• [OBJECTIVE]: Locate every line in the material below that has the word "Naturel". Copy each of those lines.

>> START

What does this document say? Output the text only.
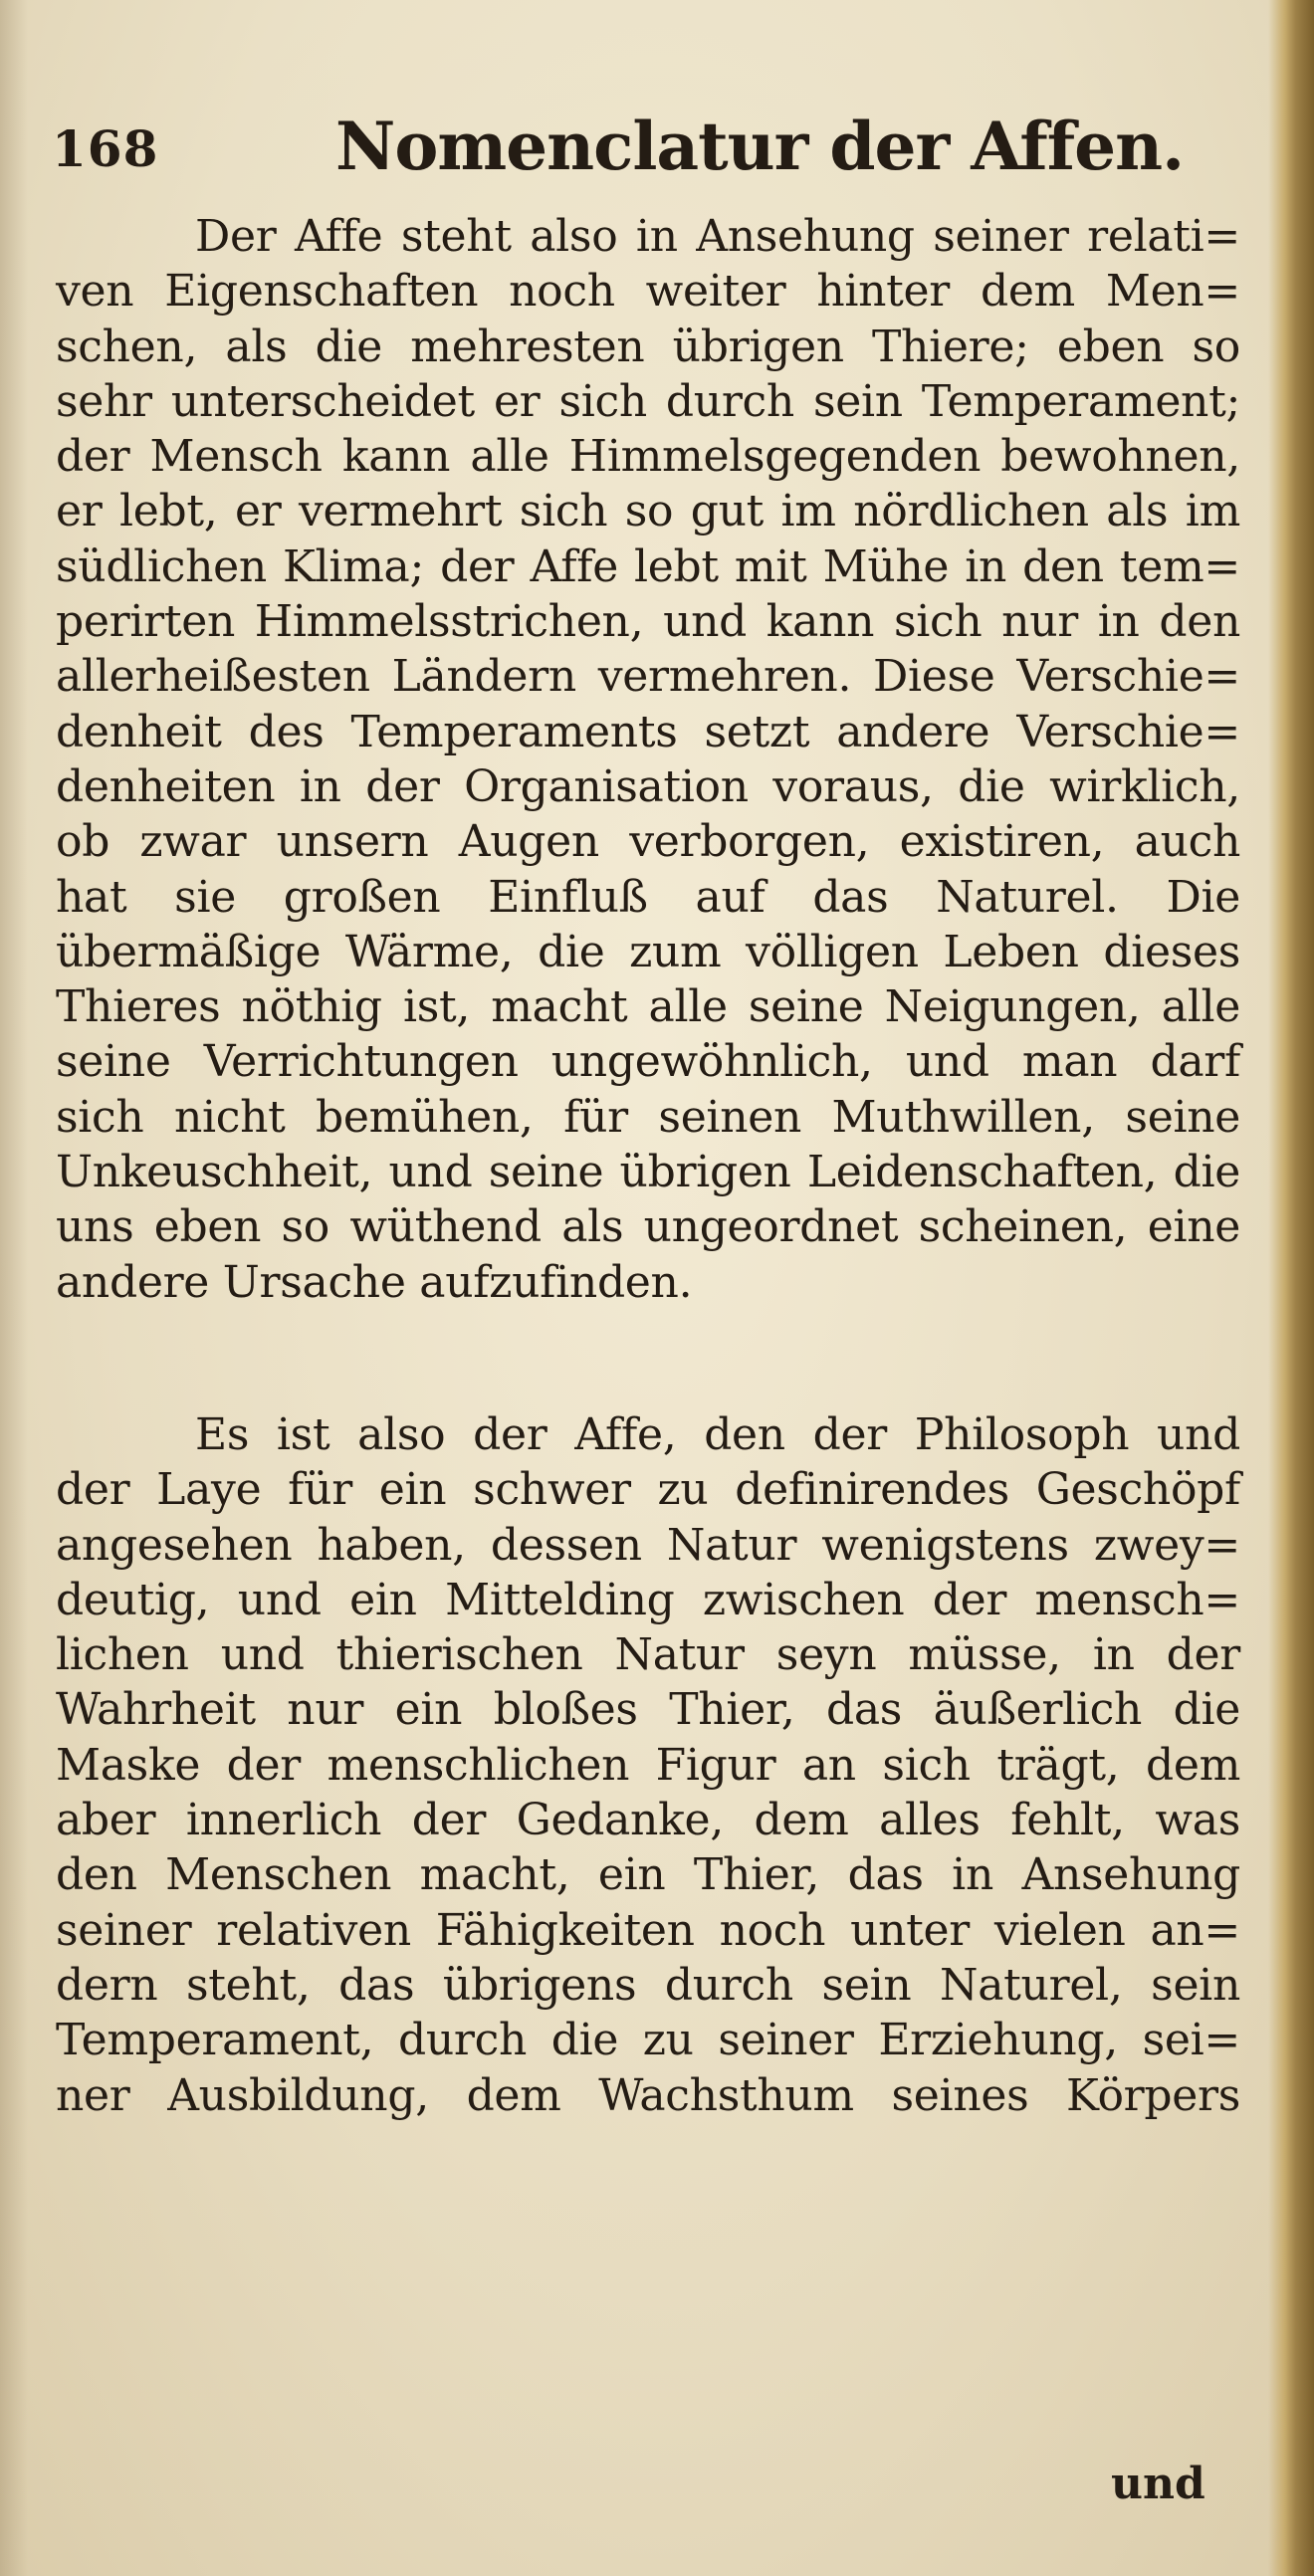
168	Nomenclatur der Affen.
Der Affe steht also in Ansehung seiner relati=
ven Eigenschaften noch weiter hinter dem Men=
schen, als die mehresten übrigen Thiere; eben so
sehr unterscheidet er sich durch sein Temperament;
der Mensch kann alle Himmelsgegenden bewohnen,
er lebt, er vermehrt sich so gut im nördlichen als im
südlichen Klima; der Affe lebt mit Mühe in den tem=
perirten Himmelsstrichen, und kann sich nur in den
allerheißesten Ländern vermehren. Diese Verschie=
denheit des Temperaments setzt andere Verschie=
denheiten in der Organisation voraus, die wirklich,
ob zwar unsern Augen verborgen, existiren, auch
hat sie großen Einfluß auf das Naturel. Die
übermäßige Wärme, die zum völligen Leben dieses
Thieres nöthig ist, macht alle seine Neigungen, alle
seine Verrichtungen ungewöhnlich, und man darf
sich nicht bemühen, für seinen Muthwillen, seine
Unkeuschheit, und seine übrigen Leidenschaften, die
uns eben so wüthend als ungeordnet scheinen, eine
andere Ursache aufzufinden.
Es ist also der Affe, den der Philosoph und
der Laye für ein schwer zu definirendes Geschöpf
angesehen haben, dessen Natur wenigstens zwey=
deutig, und ein Mittelding zwischen der mensch=
lichen und thierischen Natur seyn müsse, in der
Wahrheit nur ein bloßes Thier, das äußerlich die
Maske der menschlichen Figur an sich trägt, dem
aber innerlich der Gedanke, dem alles fehlt, was
den Menschen macht, ein Thier, das in Ansehung
seiner relativen Fähigkeiten noch unter vielen an=
dern steht, das übrigens durch sein Naturel, sein
Temperament, durch die zu seiner Erziehung, sei=
ner Ausbildung, dem Wachsthum seines Körpers
und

>> END

• [FULL SOLUTION]:
hat sie großen Einfluß auf das Naturel. Die
dern steht, das übrigens durch sein Naturel, sein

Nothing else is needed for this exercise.